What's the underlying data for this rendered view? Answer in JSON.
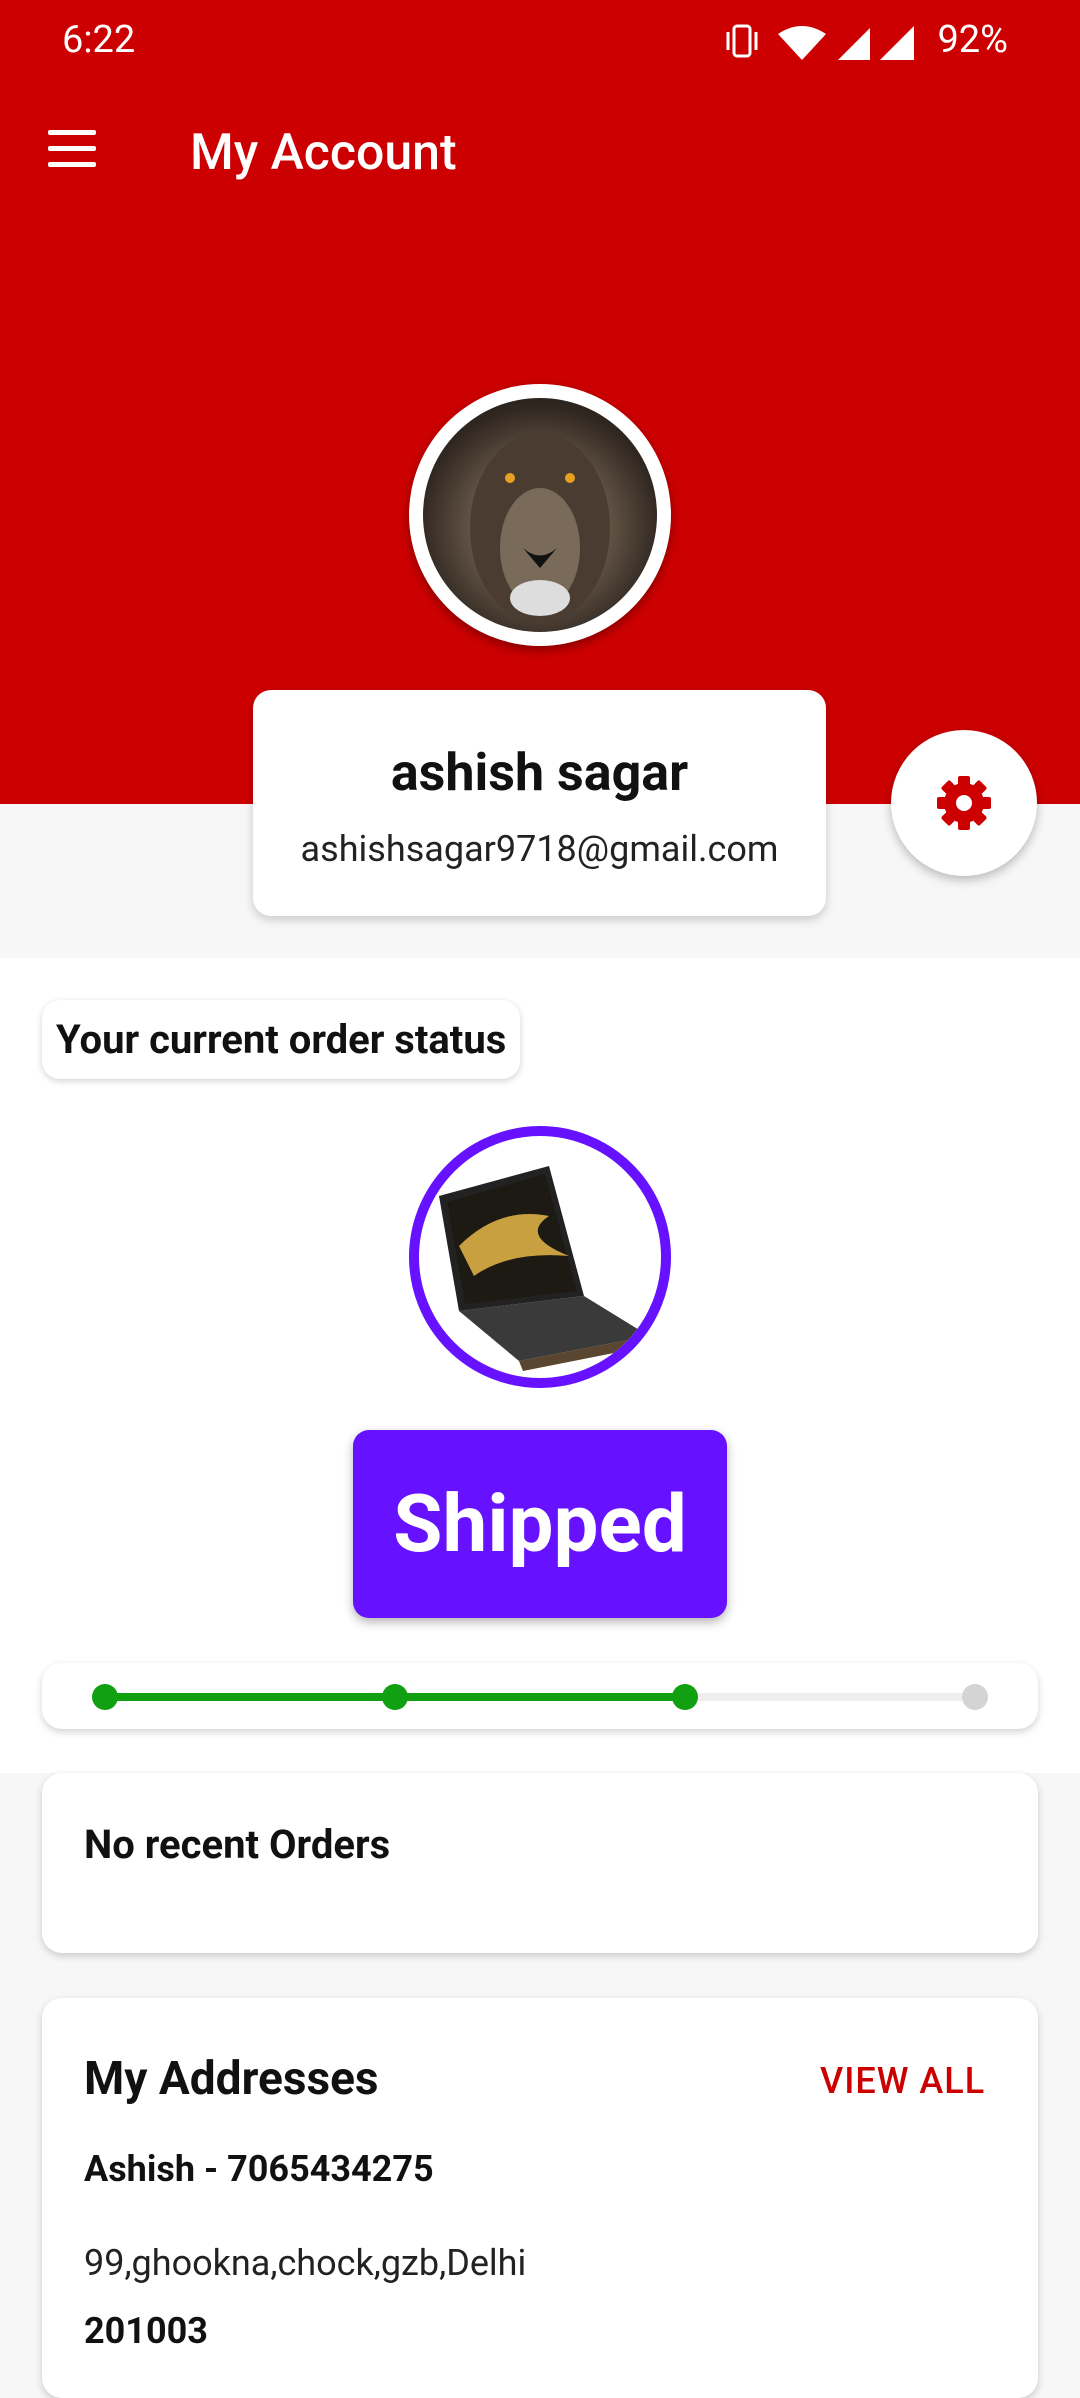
{
  "status_bar": {
    "time": "6:22",
    "battery": "92%"
  },
  "app_bar": {
    "title": "My Account"
  },
  "profile": {
    "name": "ashish sagar",
    "email": "ashishsagar9718@gmail.com"
  },
  "order_status": {
    "label": "Your current order status",
    "status": "Shipped",
    "progress": {
      "completed_steps": 3,
      "total_steps": 4
    },
    "accent_color": "#6611ff",
    "progress_color": "#11a011"
  },
  "recent_orders": {
    "text": "No recent Orders"
  },
  "addresses": {
    "title": "My Addresses",
    "view_all": "VIEW ALL",
    "name": "Ashish - 7065434275",
    "line": "99,ghookna,chock,gzb,Delhi",
    "pincode": "201003"
  },
  "theme": {
    "primary": "#cc0000"
  },
  "icons": {
    "menu": "hamburger-menu-icon",
    "settings": "gear-icon"
  }
}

GOAL OF THE EXERCISE — Copy every line of the entries above in which "title" occurs.

PROBLEM SOLUTION —
    "title": "My Account"
    "title": "My Addresses",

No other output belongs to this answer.